▶

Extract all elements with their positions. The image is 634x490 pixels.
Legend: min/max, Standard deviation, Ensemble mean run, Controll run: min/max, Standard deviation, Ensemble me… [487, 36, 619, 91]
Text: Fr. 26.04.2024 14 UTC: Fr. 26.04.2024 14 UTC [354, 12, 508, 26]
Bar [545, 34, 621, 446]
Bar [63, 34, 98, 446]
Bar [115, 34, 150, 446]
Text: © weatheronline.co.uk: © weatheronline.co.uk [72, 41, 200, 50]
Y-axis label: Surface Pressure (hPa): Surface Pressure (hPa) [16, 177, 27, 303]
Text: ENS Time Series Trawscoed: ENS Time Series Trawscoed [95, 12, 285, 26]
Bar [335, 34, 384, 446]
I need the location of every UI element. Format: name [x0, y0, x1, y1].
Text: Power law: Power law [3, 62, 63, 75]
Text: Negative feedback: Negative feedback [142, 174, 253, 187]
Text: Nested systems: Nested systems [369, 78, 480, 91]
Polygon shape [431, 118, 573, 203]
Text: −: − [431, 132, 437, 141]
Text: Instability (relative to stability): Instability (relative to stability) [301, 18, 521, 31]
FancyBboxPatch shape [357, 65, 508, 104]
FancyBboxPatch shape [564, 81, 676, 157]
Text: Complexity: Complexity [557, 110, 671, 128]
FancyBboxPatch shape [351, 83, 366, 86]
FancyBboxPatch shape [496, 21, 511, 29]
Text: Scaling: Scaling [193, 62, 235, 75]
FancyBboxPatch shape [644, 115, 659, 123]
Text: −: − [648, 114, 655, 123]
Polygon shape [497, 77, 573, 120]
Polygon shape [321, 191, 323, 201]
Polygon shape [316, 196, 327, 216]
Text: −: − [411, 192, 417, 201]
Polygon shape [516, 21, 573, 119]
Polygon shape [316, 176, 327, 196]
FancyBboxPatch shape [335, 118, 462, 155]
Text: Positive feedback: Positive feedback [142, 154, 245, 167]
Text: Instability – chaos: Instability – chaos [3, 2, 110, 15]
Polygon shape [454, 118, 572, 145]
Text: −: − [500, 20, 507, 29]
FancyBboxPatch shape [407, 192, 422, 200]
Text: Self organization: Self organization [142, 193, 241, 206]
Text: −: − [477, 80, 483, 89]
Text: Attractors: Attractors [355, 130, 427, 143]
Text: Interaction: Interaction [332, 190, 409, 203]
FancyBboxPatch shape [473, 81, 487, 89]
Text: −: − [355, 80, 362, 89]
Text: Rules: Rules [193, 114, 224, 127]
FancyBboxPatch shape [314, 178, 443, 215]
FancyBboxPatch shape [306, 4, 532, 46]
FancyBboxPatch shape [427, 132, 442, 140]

◀

▶ **TASK BRIEF**: Reproduce every line of the records above, changing each "Polygon shape" to "Polygon patch" and leaving everything else as it is.

▶ **RESULT FOR THIS TASK**:
Extract all elements with their positions. The image is 634x490 pixels.
Legend: min/max, Standard deviation, Ensemble mean run, Controll run: min/max, Standard deviation, Ensemble me… [487, 36, 619, 91]
Text: Fr. 26.04.2024 14 UTC: Fr. 26.04.2024 14 UTC [354, 12, 508, 26]
Bar [545, 34, 621, 446]
Bar [63, 34, 98, 446]
Bar [115, 34, 150, 446]
Text: © weatheronline.co.uk: © weatheronline.co.uk [72, 41, 200, 50]
Y-axis label: Surface Pressure (hPa): Surface Pressure (hPa) [16, 177, 27, 303]
Text: ENS Time Series Trawscoed: ENS Time Series Trawscoed [95, 12, 285, 26]
Bar [335, 34, 384, 446]
I need the location of every UI element. Format: name [x0, y0, x1, y1].
Text: Power law: Power law [3, 62, 63, 75]
Text: Negative feedback: Negative feedback [142, 174, 253, 187]
Text: Nested systems: Nested systems [369, 78, 480, 91]
Polygon patch [431, 118, 573, 203]
Text: −: − [431, 132, 437, 141]
Text: Instability (relative to stability): Instability (relative to stability) [301, 18, 521, 31]
FancyBboxPatch shape [357, 65, 508, 104]
FancyBboxPatch shape [564, 81, 676, 157]
Text: Complexity: Complexity [557, 110, 671, 128]
FancyBboxPatch shape [351, 83, 366, 86]
FancyBboxPatch shape [496, 21, 511, 29]
Text: Scaling: Scaling [193, 62, 235, 75]
FancyBboxPatch shape [644, 115, 659, 123]
Text: −: − [648, 114, 655, 123]
Polygon patch [497, 77, 573, 120]
Polygon patch [321, 191, 323, 201]
Polygon patch [316, 196, 327, 216]
Text: −: − [411, 192, 417, 201]
Polygon patch [516, 21, 573, 119]
Polygon patch [316, 176, 327, 196]
FancyBboxPatch shape [335, 118, 462, 155]
Text: Positive feedback: Positive feedback [142, 154, 245, 167]
Text: Instability – chaos: Instability – chaos [3, 2, 110, 15]
Polygon patch [454, 118, 572, 145]
Text: −: − [500, 20, 507, 29]
FancyBboxPatch shape [407, 192, 422, 200]
Text: Self organization: Self organization [142, 193, 241, 206]
Text: −: − [477, 80, 483, 89]
Text: Attractors: Attractors [355, 130, 427, 143]
Text: Interaction: Interaction [332, 190, 409, 203]
FancyBboxPatch shape [473, 81, 487, 89]
Text: −: − [355, 80, 362, 89]
Text: Rules: Rules [193, 114, 224, 127]
FancyBboxPatch shape [314, 178, 443, 215]
FancyBboxPatch shape [306, 4, 532, 46]
FancyBboxPatch shape [427, 132, 442, 140]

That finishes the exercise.